What is needed ->
Each record below should be output verbatim, without pictures.

(Recorded data)
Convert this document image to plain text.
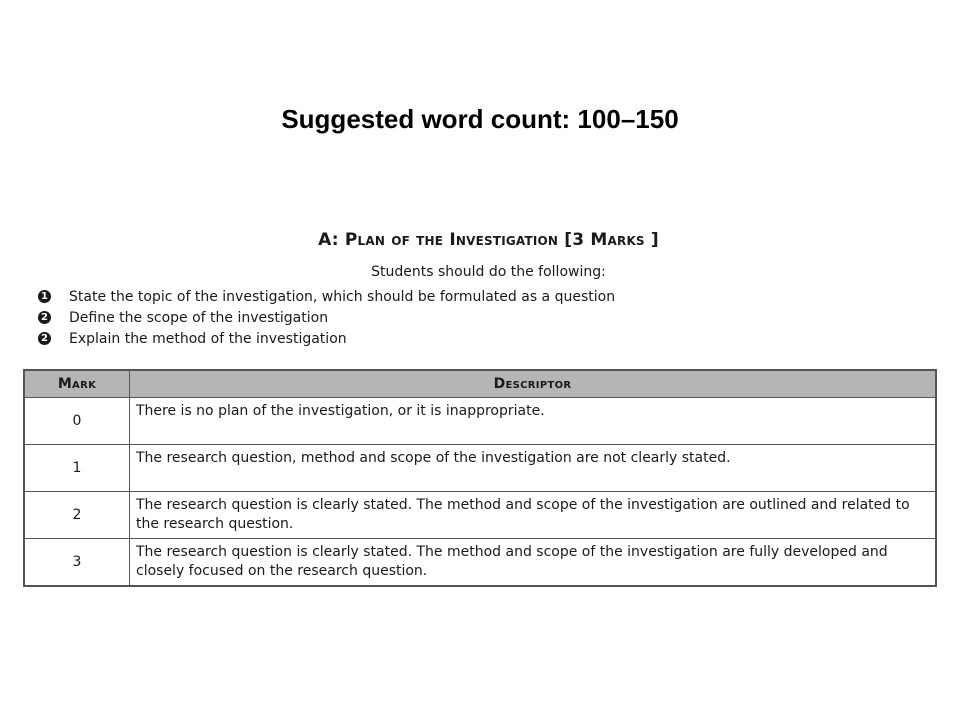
Suggested word count: 100–150
A: Plan of the Investigation [3 Marks ]

Students should do the following:

1 State the topic of the investigation, which should be formulated as a question
2 Define the scope of the investigation
2 Explain the method of the investigation
Mark	Descriptor
0	There is no plan of the investigation, or it is inappropriate.
1	The research question, method and scope of the investigation are not clearly stated.
2	The research question is clearly stated. The method and scope of the investigation are outlined and related to the research question.
3	The research question is clearly stated. The method and scope of the investigation are fully developed and closely focused on the research question.
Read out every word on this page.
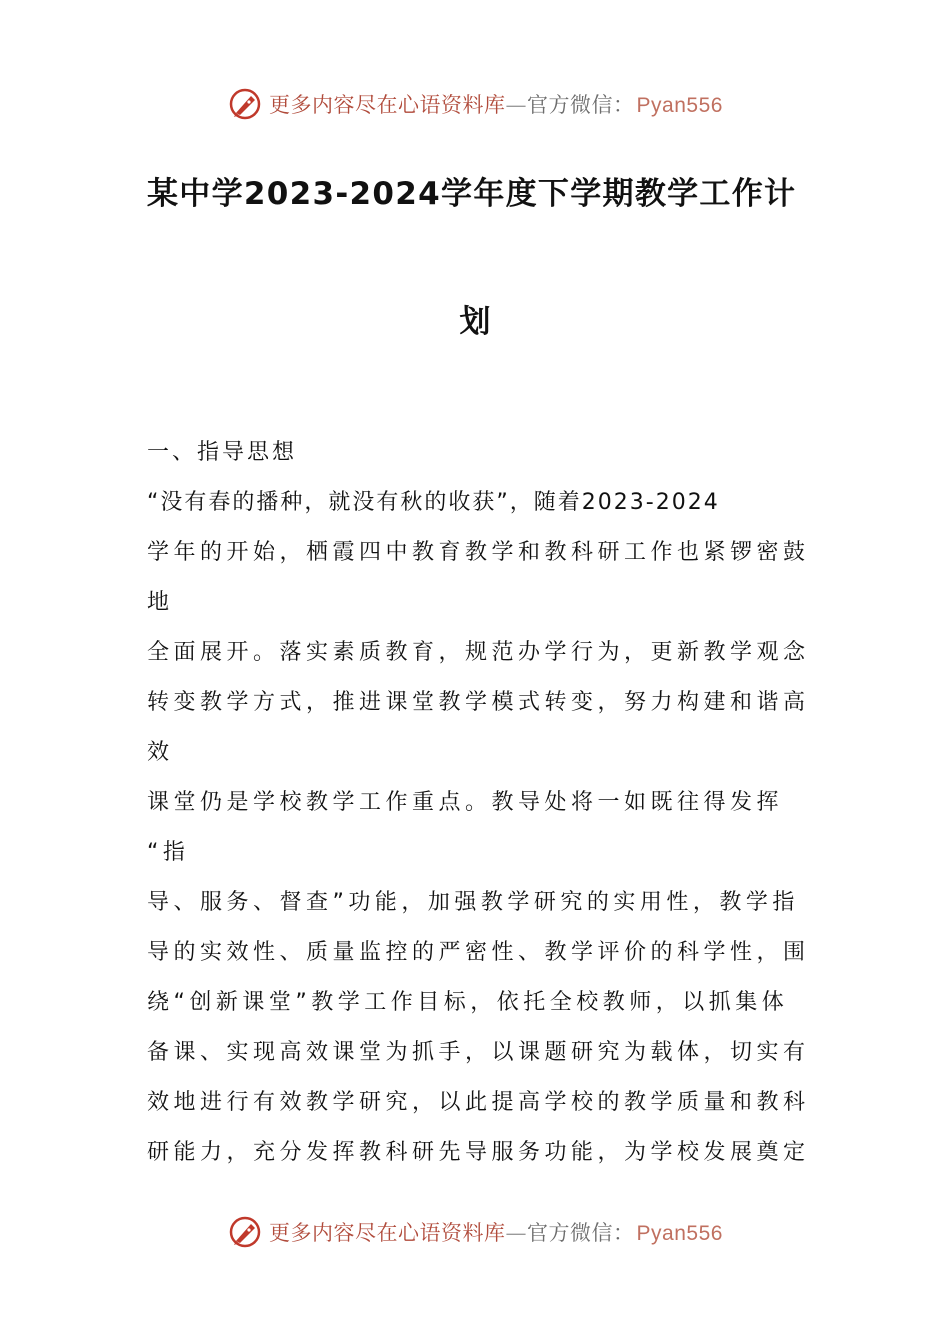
更多内容尽在心语资料库—官方微信：Pyan556
某中学2023-2024学年度下学期教学工作计
划
一、指导思想
“没有春的播种，就没有秋的收获”，随着2023-2024
学年的开始，栖霞四中教育教学和教科研工作也紧锣密鼓
地
全面展开。落实素质教育，规范办学行为，更新教学观念
转变教学方式，推进课堂教学模式转变，努力构建和谐高
效
课堂仍是学校教学工作重点。教导处将一如既往得发挥
“指
导、服务、督查”功能，加强教学研究的实用性，教学指
导的实效性、质量监控的严密性、教学评价的科学性，围
绕“创新课堂”教学工作目标，依托全校教师，以抓集体
备课、实现高效课堂为抓手，以课题研究为载体，切实有
效地进行有效教学研究，以此提高学校的教学质量和教科
研能力，充分发挥教科研先导服务功能，为学校发展奠定
更多内容尽在心语资料库—官方微信：Pyan556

Full answer ->
Convert this document image to plain text.
Suggested word count: 100–150
A: Plan of the Investigation [3 Marks ]

Students should do the following:

1 State the topic of the investigation, which should be formulated as a question
2 Define the scope of the investigation
2 Explain the method of the investigation
Mark	Descriptor
0	There is no plan of the investigation, or it is inappropriate.
1	The research question, method and scope of the investigation are not clearly stated.
2	The research question is clearly stated. The method and scope of the investigation are outlined and related to the research question.
3	The research question is clearly stated. The method and scope of the investigation are fully developed and closely focused on the research question.
Read out every word on this page.
更多内容尽在心语资料库—官方微信：Pyan556
某中学2023-2024学年度下学期教学工作计
划
一、指导思想
“没有春的播种，就没有秋的收获”，随着2023-2024
学年的开始，栖霞四中教育教学和教科研工作也紧锣密鼓
地
全面展开。落实素质教育，规范办学行为，更新教学观念
转变教学方式，推进课堂教学模式转变，努力构建和谐高
效
课堂仍是学校教学工作重点。教导处将一如既往得发挥
“指
导、服务、督查”功能，加强教学研究的实用性，教学指
导的实效性、质量监控的严密性、教学评价的科学性，围
绕“创新课堂”教学工作目标，依托全校教师，以抓集体
备课、实现高效课堂为抓手，以课题研究为载体，切实有
效地进行有效教学研究，以此提高学校的教学质量和教科
研能力，充分发挥教科研先导服务功能，为学校发展奠定
更多内容尽在心语资料库—官方微信：Pyan556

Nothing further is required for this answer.